+++ STORED DATA +++
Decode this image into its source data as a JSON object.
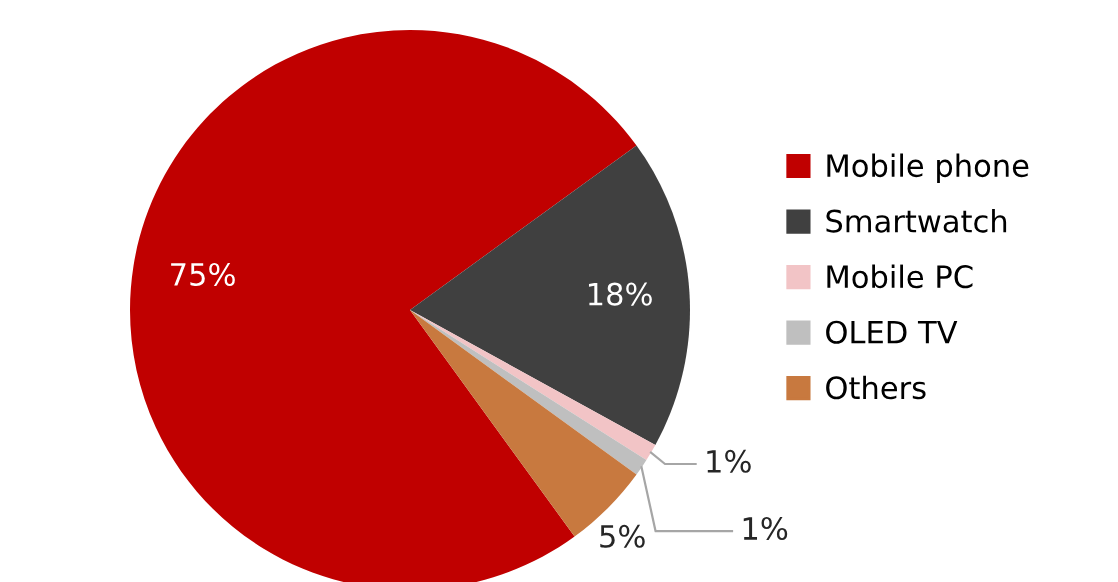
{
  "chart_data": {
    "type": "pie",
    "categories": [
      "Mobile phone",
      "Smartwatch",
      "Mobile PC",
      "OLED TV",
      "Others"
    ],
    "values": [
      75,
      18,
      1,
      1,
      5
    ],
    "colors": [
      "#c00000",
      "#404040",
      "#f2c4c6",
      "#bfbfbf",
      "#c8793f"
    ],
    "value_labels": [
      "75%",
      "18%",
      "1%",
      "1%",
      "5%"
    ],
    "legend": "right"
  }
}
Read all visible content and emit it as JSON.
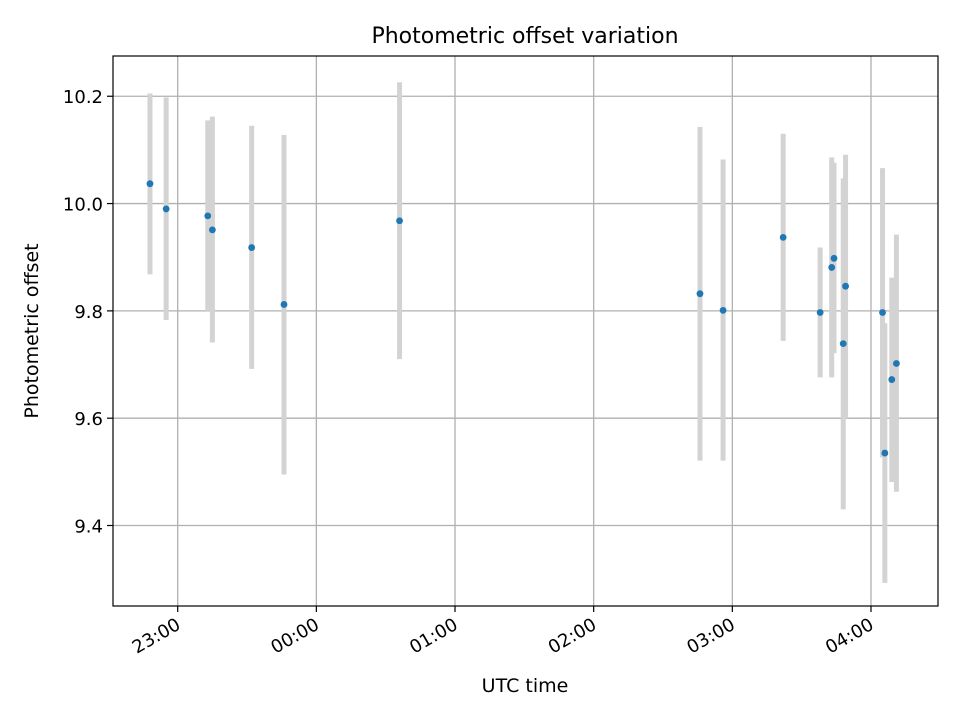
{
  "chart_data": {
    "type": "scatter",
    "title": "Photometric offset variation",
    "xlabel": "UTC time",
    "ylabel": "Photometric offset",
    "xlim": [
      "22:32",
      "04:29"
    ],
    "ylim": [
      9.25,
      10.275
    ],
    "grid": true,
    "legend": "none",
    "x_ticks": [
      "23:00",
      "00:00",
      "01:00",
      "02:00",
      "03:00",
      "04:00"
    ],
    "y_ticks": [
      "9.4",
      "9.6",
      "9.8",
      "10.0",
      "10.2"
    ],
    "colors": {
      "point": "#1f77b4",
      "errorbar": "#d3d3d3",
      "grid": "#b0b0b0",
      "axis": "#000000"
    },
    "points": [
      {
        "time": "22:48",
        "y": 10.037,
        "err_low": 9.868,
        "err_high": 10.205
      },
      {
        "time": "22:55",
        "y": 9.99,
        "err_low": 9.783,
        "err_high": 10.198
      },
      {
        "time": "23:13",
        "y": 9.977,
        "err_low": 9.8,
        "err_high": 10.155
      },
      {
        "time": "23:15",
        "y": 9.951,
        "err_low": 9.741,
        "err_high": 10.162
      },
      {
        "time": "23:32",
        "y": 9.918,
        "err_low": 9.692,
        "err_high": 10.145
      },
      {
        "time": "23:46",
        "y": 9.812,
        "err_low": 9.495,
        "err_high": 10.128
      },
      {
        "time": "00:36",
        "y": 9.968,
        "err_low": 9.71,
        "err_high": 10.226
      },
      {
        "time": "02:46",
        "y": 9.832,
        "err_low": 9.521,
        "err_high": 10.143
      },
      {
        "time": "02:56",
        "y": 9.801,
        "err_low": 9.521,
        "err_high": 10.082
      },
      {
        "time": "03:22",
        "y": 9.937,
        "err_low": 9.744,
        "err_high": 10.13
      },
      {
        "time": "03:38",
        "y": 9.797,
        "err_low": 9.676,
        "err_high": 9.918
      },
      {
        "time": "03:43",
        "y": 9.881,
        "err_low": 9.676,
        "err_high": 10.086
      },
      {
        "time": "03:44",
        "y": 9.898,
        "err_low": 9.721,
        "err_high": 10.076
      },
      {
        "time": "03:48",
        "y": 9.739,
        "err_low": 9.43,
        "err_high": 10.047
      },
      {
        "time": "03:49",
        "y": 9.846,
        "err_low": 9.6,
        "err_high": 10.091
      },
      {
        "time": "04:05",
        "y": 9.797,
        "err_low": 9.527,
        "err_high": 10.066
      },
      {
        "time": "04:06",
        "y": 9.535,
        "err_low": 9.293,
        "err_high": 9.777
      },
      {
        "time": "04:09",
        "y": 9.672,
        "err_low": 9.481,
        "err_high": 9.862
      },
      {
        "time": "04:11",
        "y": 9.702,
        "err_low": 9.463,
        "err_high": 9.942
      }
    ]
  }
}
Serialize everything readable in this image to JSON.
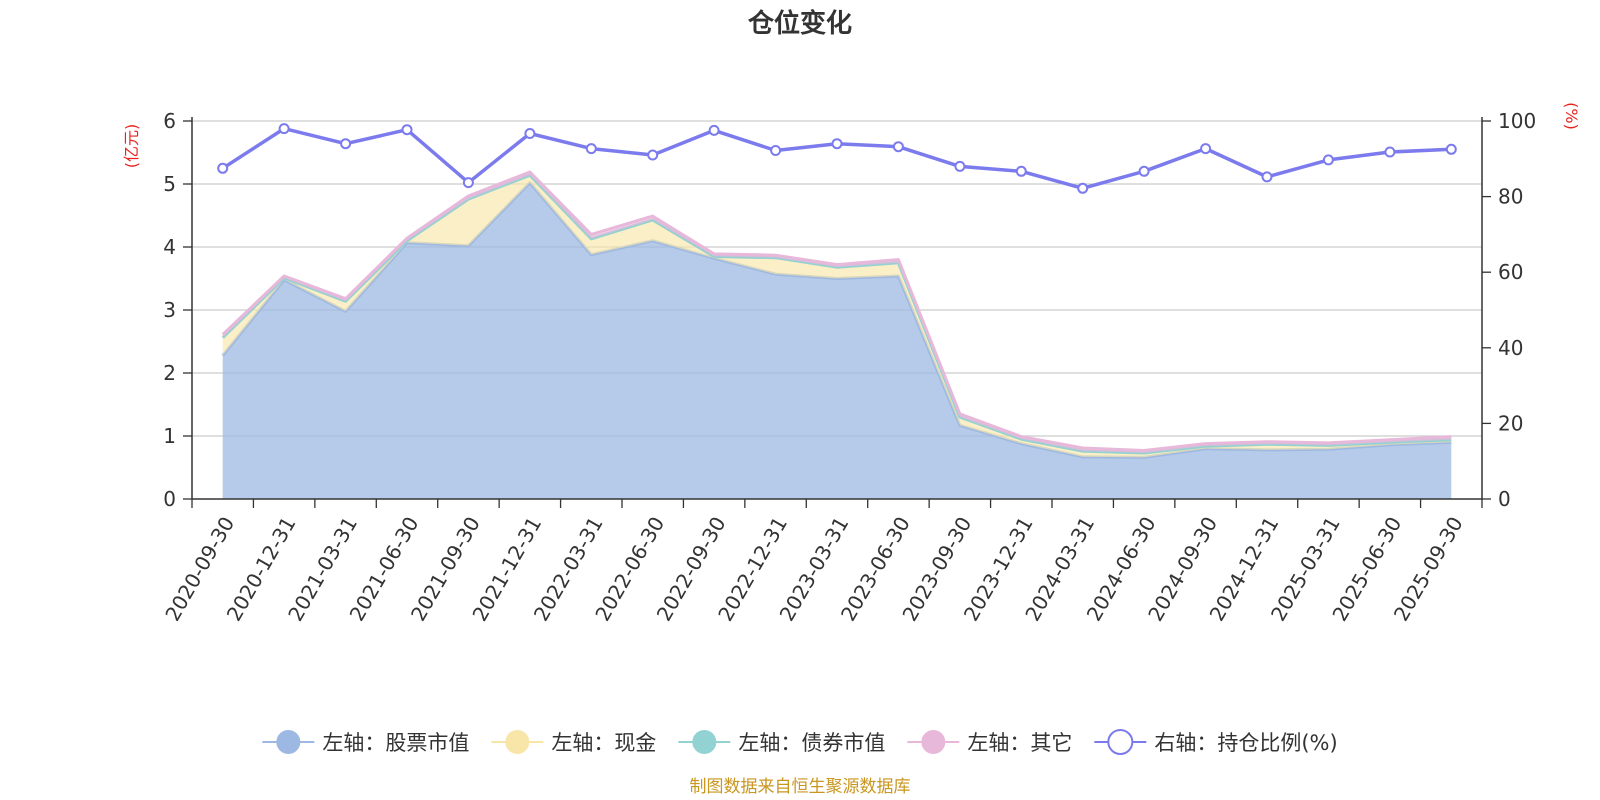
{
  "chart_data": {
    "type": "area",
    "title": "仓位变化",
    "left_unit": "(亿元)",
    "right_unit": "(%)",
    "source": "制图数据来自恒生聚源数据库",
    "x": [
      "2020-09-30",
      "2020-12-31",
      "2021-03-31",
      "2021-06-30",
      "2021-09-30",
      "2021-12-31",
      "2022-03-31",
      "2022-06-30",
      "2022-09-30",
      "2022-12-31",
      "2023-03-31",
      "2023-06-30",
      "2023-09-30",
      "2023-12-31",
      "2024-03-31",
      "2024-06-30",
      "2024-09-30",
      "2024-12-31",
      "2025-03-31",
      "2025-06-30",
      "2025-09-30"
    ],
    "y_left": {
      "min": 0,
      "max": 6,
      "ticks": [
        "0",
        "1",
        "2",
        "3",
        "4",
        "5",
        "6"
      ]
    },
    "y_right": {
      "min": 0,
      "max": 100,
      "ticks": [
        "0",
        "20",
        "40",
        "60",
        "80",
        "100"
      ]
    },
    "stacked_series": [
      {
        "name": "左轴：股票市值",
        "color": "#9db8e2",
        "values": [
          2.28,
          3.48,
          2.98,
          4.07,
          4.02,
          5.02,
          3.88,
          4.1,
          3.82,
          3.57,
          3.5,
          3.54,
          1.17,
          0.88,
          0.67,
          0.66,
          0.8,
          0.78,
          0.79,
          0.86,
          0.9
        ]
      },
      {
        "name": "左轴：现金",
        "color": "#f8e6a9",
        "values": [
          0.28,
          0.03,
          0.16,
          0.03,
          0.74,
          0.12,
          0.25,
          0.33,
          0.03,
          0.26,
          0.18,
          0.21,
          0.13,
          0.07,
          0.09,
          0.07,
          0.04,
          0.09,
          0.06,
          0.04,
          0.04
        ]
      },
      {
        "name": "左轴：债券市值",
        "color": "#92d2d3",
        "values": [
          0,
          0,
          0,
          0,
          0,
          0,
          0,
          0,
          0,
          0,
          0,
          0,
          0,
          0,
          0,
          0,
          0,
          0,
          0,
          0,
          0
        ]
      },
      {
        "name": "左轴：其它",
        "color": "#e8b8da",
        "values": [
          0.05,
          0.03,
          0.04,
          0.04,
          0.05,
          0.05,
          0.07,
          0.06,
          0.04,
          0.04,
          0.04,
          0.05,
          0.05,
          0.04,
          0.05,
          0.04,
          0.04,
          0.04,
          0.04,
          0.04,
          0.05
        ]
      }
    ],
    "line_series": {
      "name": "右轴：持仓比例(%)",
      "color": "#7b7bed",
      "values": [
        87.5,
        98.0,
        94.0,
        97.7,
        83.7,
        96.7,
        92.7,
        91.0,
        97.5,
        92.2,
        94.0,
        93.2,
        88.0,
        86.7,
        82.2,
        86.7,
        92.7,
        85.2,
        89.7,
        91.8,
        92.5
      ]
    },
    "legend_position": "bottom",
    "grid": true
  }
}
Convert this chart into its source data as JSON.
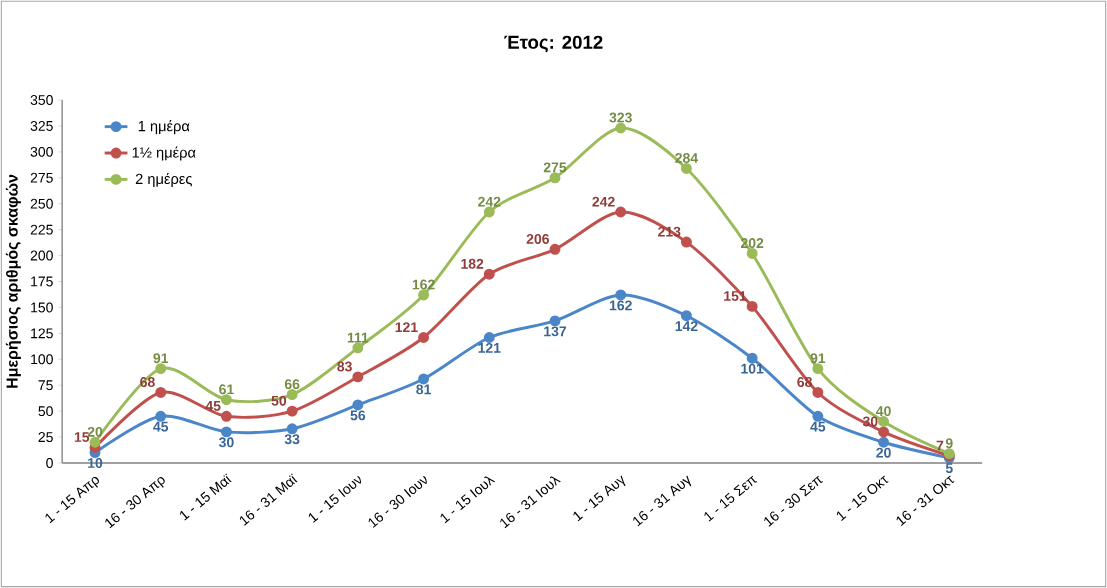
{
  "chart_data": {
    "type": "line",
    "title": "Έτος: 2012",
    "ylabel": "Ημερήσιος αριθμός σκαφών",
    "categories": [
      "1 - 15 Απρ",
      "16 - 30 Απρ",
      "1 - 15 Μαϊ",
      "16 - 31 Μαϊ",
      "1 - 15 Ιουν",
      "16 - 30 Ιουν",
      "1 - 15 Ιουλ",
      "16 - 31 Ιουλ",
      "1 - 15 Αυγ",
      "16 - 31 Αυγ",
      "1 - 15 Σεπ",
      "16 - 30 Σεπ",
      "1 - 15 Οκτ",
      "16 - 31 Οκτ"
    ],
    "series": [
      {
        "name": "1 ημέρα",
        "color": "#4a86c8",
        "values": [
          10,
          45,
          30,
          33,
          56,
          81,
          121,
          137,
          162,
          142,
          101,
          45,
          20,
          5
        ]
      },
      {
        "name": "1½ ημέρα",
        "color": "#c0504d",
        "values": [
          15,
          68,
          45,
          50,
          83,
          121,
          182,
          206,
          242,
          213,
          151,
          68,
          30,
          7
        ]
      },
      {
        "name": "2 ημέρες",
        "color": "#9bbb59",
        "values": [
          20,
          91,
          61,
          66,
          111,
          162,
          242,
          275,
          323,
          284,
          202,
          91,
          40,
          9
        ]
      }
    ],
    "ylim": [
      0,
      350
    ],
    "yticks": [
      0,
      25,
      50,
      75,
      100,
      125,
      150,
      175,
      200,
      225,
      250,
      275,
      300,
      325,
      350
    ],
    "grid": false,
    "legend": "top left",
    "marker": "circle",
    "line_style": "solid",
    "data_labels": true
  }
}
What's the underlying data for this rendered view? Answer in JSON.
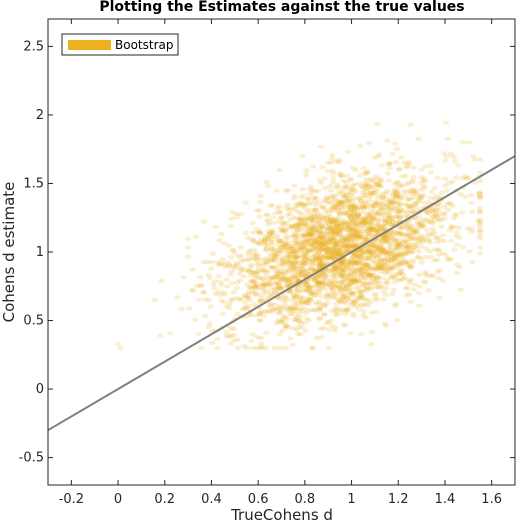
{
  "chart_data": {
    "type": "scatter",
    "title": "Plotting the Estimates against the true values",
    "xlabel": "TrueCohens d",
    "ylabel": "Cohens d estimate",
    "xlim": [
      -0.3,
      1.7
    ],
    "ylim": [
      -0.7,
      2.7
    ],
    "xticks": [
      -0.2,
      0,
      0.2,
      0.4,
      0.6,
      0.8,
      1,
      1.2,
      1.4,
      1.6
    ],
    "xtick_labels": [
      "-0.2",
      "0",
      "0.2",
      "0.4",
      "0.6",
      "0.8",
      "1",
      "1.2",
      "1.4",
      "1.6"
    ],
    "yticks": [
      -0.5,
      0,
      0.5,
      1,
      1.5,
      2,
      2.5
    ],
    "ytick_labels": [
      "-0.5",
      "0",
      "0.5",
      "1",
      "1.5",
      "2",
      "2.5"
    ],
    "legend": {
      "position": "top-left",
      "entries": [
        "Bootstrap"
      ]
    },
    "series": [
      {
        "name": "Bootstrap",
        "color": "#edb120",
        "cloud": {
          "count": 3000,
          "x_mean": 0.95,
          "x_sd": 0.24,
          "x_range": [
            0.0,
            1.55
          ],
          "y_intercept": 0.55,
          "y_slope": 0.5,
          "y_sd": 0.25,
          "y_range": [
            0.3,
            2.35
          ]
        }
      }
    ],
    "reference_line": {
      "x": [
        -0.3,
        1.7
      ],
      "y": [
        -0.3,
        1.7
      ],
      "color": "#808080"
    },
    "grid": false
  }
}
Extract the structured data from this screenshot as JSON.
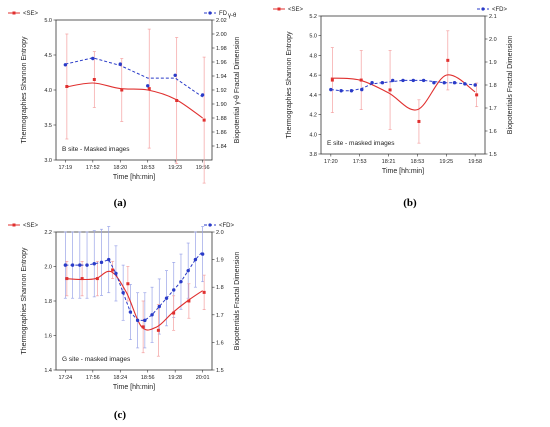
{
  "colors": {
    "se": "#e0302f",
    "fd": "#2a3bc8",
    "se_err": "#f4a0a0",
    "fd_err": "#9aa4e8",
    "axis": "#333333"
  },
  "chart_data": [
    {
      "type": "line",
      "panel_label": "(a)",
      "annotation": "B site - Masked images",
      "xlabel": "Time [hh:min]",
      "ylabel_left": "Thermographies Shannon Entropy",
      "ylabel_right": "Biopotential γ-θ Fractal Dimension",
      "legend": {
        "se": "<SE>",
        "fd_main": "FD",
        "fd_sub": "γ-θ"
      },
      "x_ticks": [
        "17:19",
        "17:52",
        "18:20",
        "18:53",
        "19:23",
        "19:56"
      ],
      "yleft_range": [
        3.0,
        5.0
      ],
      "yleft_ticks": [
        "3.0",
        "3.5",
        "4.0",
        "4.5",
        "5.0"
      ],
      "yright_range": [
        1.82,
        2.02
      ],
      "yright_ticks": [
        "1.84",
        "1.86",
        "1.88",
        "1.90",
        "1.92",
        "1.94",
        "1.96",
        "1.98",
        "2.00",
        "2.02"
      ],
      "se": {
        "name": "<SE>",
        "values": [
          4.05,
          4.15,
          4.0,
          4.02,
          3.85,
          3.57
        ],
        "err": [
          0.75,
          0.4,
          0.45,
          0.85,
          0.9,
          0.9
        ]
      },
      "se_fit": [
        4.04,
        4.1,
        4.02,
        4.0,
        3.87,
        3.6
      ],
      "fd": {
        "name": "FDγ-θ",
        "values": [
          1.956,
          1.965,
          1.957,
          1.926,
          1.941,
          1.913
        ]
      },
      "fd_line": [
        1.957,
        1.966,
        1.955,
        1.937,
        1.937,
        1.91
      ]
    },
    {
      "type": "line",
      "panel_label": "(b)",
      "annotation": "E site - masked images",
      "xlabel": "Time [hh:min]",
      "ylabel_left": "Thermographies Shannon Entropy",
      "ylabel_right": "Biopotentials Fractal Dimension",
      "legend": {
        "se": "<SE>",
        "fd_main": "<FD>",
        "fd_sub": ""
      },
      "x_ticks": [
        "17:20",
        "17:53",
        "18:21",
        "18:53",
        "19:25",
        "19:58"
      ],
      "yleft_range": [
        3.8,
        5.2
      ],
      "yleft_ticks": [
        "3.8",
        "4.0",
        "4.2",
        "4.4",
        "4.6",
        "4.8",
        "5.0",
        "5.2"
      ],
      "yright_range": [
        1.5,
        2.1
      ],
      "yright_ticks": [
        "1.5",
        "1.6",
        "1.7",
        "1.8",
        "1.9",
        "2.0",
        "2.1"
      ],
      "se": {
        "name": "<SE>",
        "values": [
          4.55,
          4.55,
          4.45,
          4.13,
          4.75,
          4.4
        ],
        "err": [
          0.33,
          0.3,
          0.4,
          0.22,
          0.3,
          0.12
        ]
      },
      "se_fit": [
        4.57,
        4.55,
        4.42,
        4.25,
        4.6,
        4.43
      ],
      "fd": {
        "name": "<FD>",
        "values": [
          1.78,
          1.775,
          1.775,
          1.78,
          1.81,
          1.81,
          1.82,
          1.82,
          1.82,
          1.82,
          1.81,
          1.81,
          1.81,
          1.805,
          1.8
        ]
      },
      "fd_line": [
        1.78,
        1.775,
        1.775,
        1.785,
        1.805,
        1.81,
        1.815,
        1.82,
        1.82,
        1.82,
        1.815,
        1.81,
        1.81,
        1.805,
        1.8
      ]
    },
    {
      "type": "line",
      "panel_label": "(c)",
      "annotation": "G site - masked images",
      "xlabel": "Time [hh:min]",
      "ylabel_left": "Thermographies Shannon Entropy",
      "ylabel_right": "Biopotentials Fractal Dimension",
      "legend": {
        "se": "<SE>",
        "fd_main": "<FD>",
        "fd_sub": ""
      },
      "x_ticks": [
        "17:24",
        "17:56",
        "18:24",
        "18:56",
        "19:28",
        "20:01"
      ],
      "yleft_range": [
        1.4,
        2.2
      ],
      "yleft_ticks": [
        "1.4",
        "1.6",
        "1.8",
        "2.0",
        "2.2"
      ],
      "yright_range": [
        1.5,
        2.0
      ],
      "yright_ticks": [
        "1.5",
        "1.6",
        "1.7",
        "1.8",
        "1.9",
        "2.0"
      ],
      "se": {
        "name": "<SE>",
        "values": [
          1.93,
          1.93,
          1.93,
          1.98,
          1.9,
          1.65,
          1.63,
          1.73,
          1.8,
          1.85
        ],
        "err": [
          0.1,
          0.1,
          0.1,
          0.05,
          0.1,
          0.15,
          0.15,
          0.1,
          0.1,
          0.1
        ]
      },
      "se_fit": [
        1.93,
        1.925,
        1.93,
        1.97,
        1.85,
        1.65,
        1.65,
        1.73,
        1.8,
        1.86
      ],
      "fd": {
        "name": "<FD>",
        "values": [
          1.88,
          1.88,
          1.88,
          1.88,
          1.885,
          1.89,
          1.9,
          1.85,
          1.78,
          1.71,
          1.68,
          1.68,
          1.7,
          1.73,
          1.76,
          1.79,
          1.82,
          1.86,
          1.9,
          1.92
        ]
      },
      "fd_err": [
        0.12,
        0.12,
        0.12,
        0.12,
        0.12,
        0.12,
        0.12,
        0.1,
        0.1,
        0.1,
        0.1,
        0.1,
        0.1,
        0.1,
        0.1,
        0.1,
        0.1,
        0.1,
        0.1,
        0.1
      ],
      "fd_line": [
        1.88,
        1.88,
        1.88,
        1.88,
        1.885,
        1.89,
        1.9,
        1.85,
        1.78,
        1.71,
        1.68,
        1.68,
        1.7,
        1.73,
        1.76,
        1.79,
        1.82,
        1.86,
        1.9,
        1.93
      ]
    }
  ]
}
+++
● **WHAT TO DO**
Show every line of the records above that contains the word "source".

● **OUTPUT**
Decode this image into its source data as a JSON object.
    "source": "制图数据来自恒生聚源数据库",
Convert this chart into its source data as JSON.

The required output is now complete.